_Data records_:
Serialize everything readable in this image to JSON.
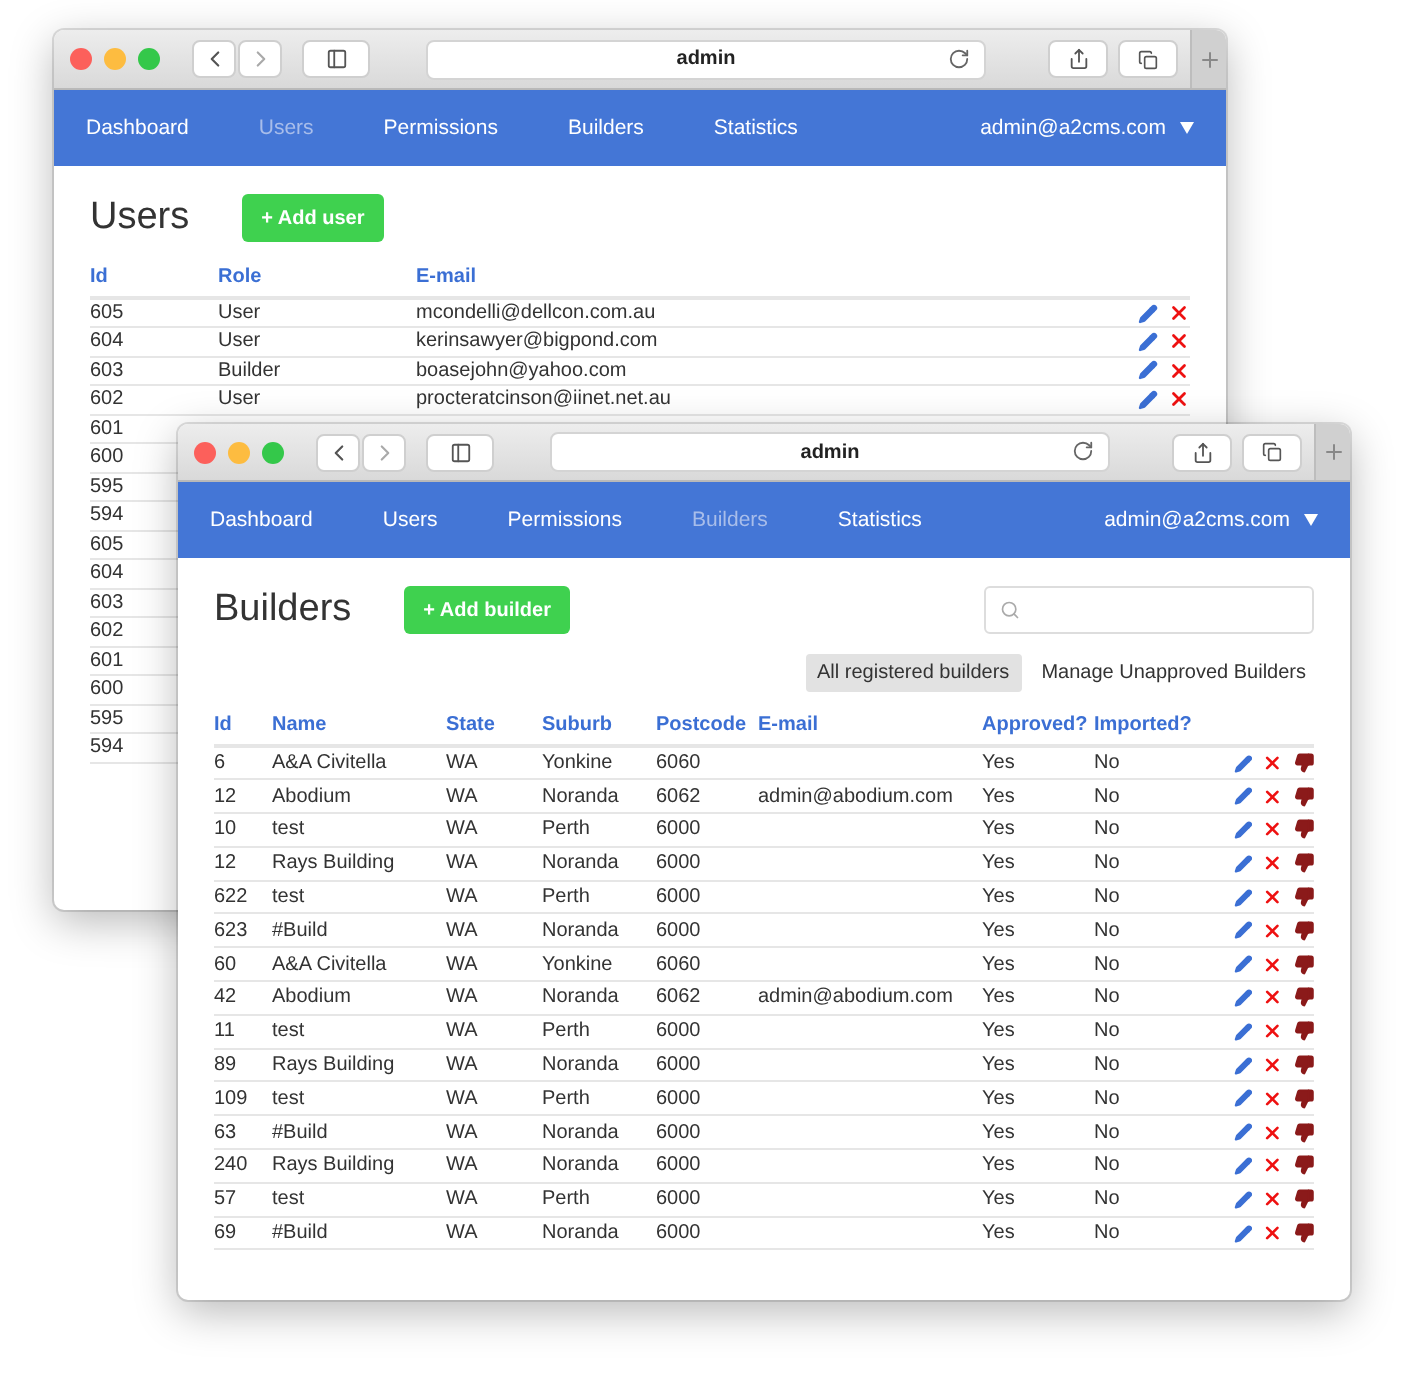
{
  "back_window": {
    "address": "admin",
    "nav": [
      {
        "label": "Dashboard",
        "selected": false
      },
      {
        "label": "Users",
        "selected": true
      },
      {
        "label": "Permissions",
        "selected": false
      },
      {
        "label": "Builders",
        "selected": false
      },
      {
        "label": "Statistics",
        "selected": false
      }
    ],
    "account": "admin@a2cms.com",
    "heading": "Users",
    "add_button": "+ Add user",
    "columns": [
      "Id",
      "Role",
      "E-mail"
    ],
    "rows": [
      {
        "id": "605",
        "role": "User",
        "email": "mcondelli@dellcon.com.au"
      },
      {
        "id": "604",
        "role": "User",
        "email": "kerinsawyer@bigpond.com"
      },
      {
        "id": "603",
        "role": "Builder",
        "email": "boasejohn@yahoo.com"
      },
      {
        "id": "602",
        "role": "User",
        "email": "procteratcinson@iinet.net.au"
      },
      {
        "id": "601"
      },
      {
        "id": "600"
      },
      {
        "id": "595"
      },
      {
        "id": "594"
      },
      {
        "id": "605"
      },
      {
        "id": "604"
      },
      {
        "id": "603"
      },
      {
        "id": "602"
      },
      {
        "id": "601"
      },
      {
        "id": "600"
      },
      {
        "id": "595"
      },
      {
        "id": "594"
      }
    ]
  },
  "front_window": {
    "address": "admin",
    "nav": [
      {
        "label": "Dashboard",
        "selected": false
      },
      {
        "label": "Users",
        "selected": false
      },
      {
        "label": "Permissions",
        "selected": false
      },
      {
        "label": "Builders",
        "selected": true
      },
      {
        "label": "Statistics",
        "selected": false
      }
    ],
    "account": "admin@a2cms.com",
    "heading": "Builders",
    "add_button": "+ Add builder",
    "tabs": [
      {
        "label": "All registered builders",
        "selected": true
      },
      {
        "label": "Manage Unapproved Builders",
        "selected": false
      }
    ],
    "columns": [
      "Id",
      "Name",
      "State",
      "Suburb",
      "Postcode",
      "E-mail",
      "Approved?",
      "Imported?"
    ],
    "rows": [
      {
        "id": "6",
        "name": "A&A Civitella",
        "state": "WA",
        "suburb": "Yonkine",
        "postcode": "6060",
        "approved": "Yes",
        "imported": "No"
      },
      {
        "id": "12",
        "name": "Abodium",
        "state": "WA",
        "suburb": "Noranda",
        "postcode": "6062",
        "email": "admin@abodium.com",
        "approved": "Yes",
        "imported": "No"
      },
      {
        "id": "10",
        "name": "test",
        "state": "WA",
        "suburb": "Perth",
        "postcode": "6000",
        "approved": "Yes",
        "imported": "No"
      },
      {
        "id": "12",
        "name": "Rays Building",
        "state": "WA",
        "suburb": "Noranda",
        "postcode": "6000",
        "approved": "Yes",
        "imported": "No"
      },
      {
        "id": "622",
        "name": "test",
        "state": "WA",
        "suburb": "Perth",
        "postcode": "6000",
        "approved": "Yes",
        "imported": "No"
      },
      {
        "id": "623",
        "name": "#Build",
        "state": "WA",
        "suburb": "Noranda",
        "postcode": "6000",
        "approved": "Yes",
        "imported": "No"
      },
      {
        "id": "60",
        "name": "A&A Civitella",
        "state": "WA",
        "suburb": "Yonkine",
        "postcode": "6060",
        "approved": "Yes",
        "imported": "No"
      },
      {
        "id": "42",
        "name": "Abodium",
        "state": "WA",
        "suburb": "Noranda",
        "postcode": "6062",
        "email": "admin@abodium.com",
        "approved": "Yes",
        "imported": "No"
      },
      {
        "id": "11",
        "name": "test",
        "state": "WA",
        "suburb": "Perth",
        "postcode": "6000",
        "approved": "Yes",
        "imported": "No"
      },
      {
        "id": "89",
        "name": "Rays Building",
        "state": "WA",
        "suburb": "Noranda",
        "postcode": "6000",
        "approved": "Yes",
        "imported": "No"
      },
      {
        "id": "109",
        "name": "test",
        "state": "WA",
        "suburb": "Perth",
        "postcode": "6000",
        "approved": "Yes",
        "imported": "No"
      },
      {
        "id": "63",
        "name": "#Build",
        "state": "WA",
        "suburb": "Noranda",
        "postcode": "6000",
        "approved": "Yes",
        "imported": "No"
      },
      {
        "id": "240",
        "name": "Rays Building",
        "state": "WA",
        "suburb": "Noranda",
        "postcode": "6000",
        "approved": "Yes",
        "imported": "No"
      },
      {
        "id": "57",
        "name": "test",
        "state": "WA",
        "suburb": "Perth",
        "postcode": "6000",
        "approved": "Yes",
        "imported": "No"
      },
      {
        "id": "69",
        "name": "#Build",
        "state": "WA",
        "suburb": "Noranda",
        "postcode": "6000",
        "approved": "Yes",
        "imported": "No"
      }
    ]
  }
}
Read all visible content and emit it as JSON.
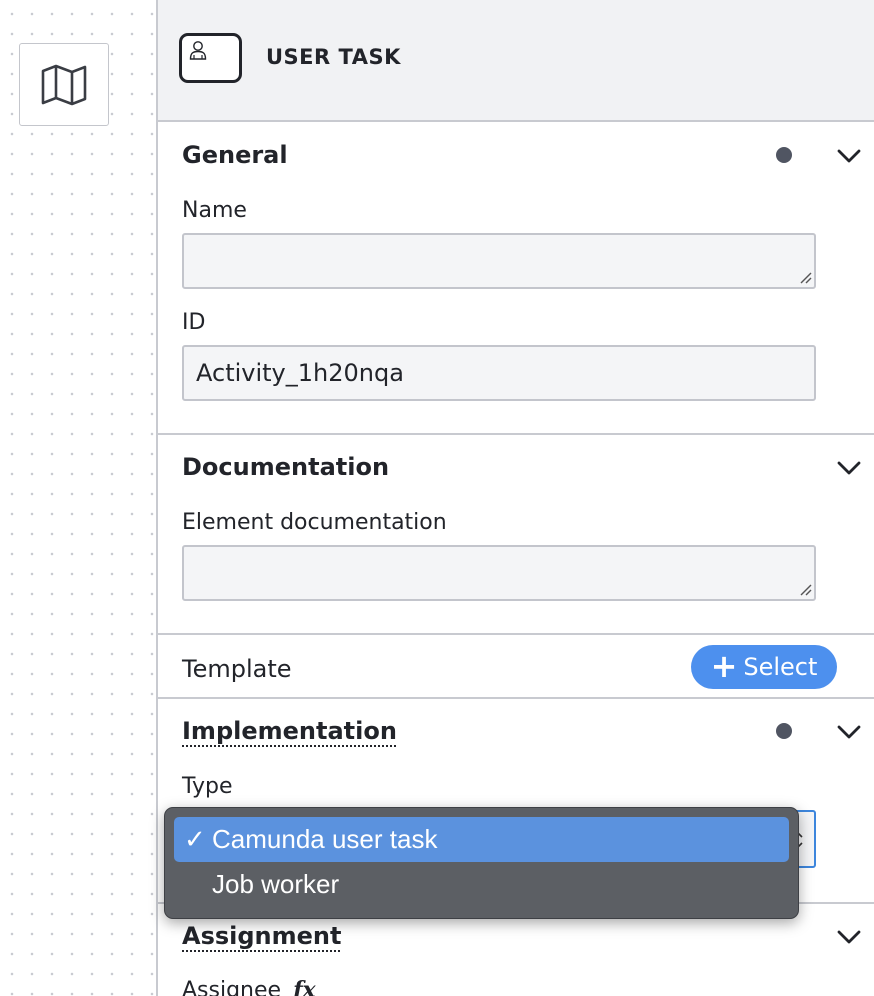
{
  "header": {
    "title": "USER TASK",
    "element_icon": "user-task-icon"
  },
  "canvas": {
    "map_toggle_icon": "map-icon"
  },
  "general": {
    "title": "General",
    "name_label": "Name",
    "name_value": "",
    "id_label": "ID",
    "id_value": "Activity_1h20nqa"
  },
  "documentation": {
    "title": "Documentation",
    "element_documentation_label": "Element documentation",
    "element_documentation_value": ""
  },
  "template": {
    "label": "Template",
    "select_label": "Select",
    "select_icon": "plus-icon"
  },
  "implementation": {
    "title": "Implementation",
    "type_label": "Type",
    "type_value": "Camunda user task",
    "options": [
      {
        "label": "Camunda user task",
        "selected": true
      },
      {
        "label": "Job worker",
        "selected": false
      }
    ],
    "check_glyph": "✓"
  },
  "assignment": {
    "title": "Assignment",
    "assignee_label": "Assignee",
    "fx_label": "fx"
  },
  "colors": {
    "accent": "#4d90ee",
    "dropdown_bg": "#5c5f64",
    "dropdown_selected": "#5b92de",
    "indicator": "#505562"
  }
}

_What the exercise asks_:
Return the listing above in full and without alteration, excluding its pictures.

_Written reply_:
Serialize everything readable in this image to JSON.
{
  "back_window": {
    "address": "admin",
    "nav": [
      {
        "label": "Dashboard",
        "selected": false
      },
      {
        "label": "Users",
        "selected": true
      },
      {
        "label": "Permissions",
        "selected": false
      },
      {
        "label": "Builders",
        "selected": false
      },
      {
        "label": "Statistics",
        "selected": false
      }
    ],
    "account": "admin@a2cms.com",
    "heading": "Users",
    "add_button": "+ Add user",
    "columns": [
      "Id",
      "Role",
      "E-mail"
    ],
    "rows": [
      {
        "id": "605",
        "role": "User",
        "email": "mcondelli@dellcon.com.au"
      },
      {
        "id": "604",
        "role": "User",
        "email": "kerinsawyer@bigpond.com"
      },
      {
        "id": "603",
        "role": "Builder",
        "email": "boasejohn@yahoo.com"
      },
      {
        "id": "602",
        "role": "User",
        "email": "procteratcinson@iinet.net.au"
      },
      {
        "id": "601"
      },
      {
        "id": "600"
      },
      {
        "id": "595"
      },
      {
        "id": "594"
      },
      {
        "id": "605"
      },
      {
        "id": "604"
      },
      {
        "id": "603"
      },
      {
        "id": "602"
      },
      {
        "id": "601"
      },
      {
        "id": "600"
      },
      {
        "id": "595"
      },
      {
        "id": "594"
      }
    ]
  },
  "front_window": {
    "address": "admin",
    "nav": [
      {
        "label": "Dashboard",
        "selected": false
      },
      {
        "label": "Users",
        "selected": false
      },
      {
        "label": "Permissions",
        "selected": false
      },
      {
        "label": "Builders",
        "selected": true
      },
      {
        "label": "Statistics",
        "selected": false
      }
    ],
    "account": "admin@a2cms.com",
    "heading": "Builders",
    "add_button": "+ Add builder",
    "tabs": [
      {
        "label": "All registered builders",
        "selected": true
      },
      {
        "label": "Manage Unapproved Builders",
        "selected": false
      }
    ],
    "columns": [
      "Id",
      "Name",
      "State",
      "Suburb",
      "Postcode",
      "E-mail",
      "Approved?",
      "Imported?"
    ],
    "rows": [
      {
        "id": "6",
        "name": "A&A Civitella",
        "state": "WA",
        "suburb": "Yonkine",
        "postcode": "6060",
        "approved": "Yes",
        "imported": "No"
      },
      {
        "id": "12",
        "name": "Abodium",
        "state": "WA",
        "suburb": "Noranda",
        "postcode": "6062",
        "email": "admin@abodium.com",
        "approved": "Yes",
        "imported": "No"
      },
      {
        "id": "10",
        "name": "test",
        "state": "WA",
        "suburb": "Perth",
        "postcode": "6000",
        "approved": "Yes",
        "imported": "No"
      },
      {
        "id": "12",
        "name": "Rays Building",
        "state": "WA",
        "suburb": "Noranda",
        "postcode": "6000",
        "approved": "Yes",
        "imported": "No"
      },
      {
        "id": "622",
        "name": "test",
        "state": "WA",
        "suburb": "Perth",
        "postcode": "6000",
        "approved": "Yes",
        "imported": "No"
      },
      {
        "id": "623",
        "name": "#Build",
        "state": "WA",
        "suburb": "Noranda",
        "postcode": "6000",
        "approved": "Yes",
        "imported": "No"
      },
      {
        "id": "60",
        "name": "A&A Civitella",
        "state": "WA",
        "suburb": "Yonkine",
        "postcode": "6060",
        "approved": "Yes",
        "imported": "No"
      },
      {
        "id": "42",
        "name": "Abodium",
        "state": "WA",
        "suburb": "Noranda",
        "postcode": "6062",
        "email": "admin@abodium.com",
        "approved": "Yes",
        "imported": "No"
      },
      {
        "id": "11",
        "name": "test",
        "state": "WA",
        "suburb": "Perth",
        "postcode": "6000",
        "approved": "Yes",
        "imported": "No"
      },
      {
        "id": "89",
        "name": "Rays Building",
        "state": "WA",
        "suburb": "Noranda",
        "postcode": "6000",
        "approved": "Yes",
        "imported": "No"
      },
      {
        "id": "109",
        "name": "test",
        "state": "WA",
        "suburb": "Perth",
        "postcode": "6000",
        "approved": "Yes",
        "imported": "No"
      },
      {
        "id": "63",
        "name": "#Build",
        "state": "WA",
        "suburb": "Noranda",
        "postcode": "6000",
        "approved": "Yes",
        "imported": "No"
      },
      {
        "id": "240",
        "name": "Rays Building",
        "state": "WA",
        "suburb": "Noranda",
        "postcode": "6000",
        "approved": "Yes",
        "imported": "No"
      },
      {
        "id": "57",
        "name": "test",
        "state": "WA",
        "suburb": "Perth",
        "postcode": "6000",
        "approved": "Yes",
        "imported": "No"
      },
      {
        "id": "69",
        "name": "#Build",
        "state": "WA",
        "suburb": "Noranda",
        "postcode": "6000",
        "approved": "Yes",
        "imported": "No"
      }
    ]
  }
}
Read all visible content and emit it as JSON.
{
  "header": {
    "title": "USER TASK",
    "element_icon": "user-task-icon"
  },
  "canvas": {
    "map_toggle_icon": "map-icon"
  },
  "general": {
    "title": "General",
    "name_label": "Name",
    "name_value": "",
    "id_label": "ID",
    "id_value": "Activity_1h20nqa"
  },
  "documentation": {
    "title": "Documentation",
    "element_documentation_label": "Element documentation",
    "element_documentation_value": ""
  },
  "template": {
    "label": "Template",
    "select_label": "Select",
    "select_icon": "plus-icon"
  },
  "implementation": {
    "title": "Implementation",
    "type_label": "Type",
    "type_value": "Camunda user task",
    "options": [
      {
        "label": "Camunda user task",
        "selected": true
      },
      {
        "label": "Job worker",
        "selected": false
      }
    ],
    "check_glyph": "✓"
  },
  "assignment": {
    "title": "Assignment",
    "assignee_label": "Assignee",
    "fx_label": "fx"
  },
  "colors": {
    "accent": "#4d90ee",
    "dropdown_bg": "#5c5f64",
    "dropdown_selected": "#5b92de",
    "indicator": "#505562"
  }
}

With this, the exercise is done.